→ **Directive**
Copy each line below that contains "Xuất".

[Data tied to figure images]
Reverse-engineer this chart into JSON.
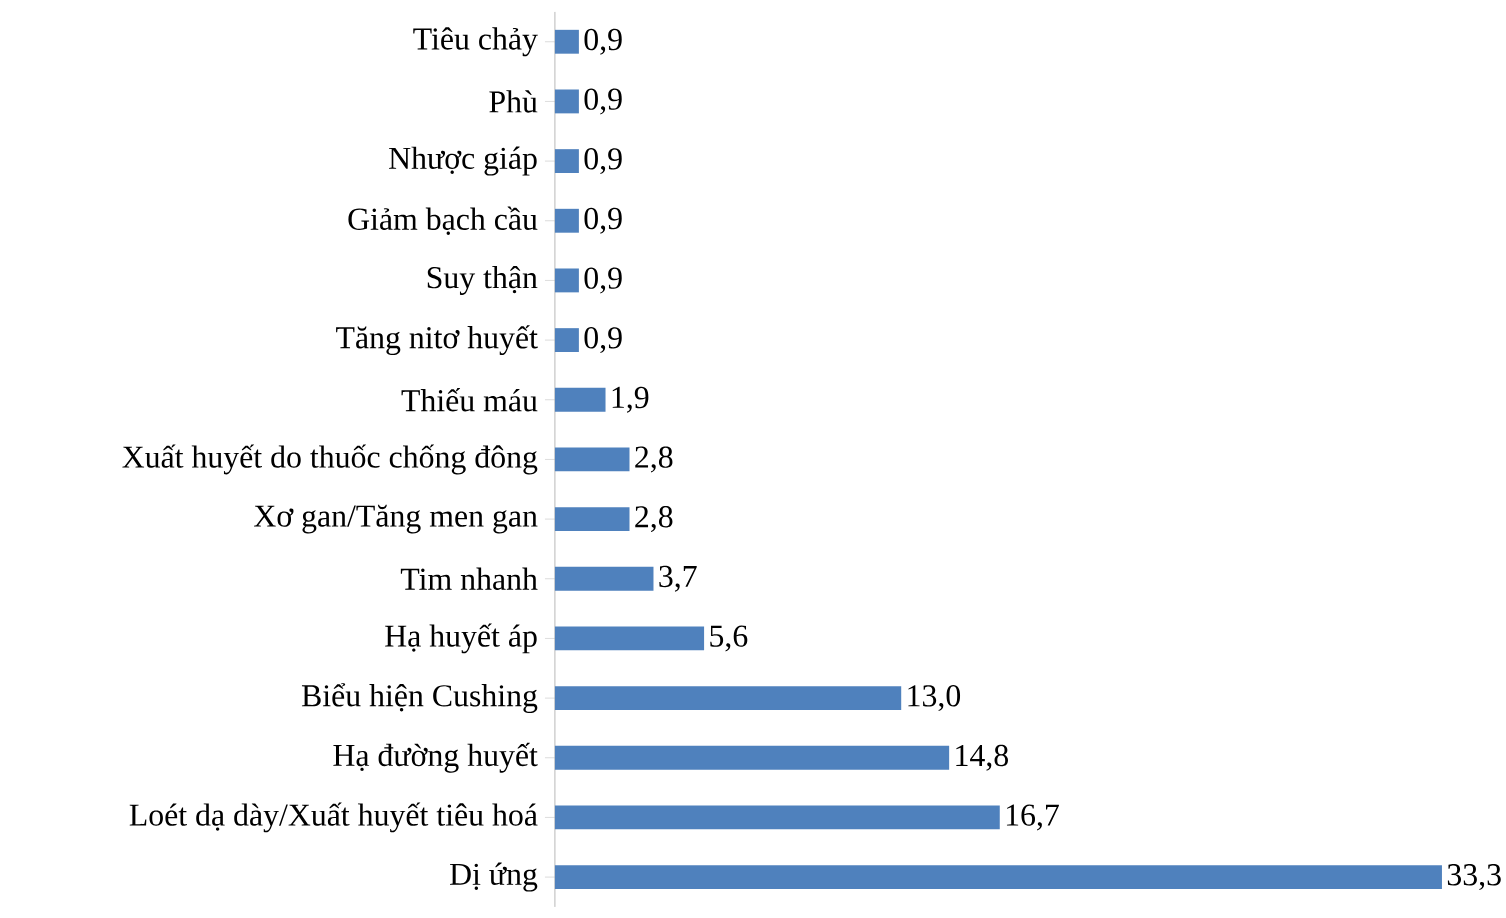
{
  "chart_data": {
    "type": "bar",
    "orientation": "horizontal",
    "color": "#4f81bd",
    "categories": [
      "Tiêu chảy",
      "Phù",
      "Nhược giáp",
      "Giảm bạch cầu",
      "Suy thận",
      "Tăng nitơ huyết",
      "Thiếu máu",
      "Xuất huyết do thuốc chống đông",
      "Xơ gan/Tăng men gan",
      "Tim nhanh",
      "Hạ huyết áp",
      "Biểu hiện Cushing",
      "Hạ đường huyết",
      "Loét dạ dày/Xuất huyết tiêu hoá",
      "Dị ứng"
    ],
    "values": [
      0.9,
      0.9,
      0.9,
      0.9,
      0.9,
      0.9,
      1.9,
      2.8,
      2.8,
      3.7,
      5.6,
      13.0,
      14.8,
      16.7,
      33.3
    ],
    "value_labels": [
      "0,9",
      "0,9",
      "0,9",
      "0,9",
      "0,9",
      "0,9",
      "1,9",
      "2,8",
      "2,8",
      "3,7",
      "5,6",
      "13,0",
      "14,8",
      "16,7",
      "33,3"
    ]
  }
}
==
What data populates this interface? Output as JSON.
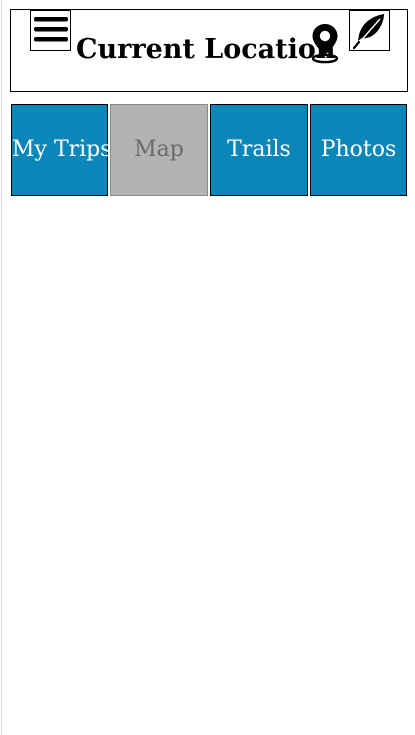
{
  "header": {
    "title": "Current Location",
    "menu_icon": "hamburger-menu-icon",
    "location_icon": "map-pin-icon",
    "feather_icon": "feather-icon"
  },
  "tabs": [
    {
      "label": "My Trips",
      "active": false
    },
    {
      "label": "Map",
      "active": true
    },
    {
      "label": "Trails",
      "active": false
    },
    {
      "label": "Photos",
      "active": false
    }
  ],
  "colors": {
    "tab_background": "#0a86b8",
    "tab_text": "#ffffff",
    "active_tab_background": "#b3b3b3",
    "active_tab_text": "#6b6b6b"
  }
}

→ **Response for this exercise**
      "Xuất huyết do thuốc chống đông",
      "Loét dạ dày/Xuất huyết tiêu hoá",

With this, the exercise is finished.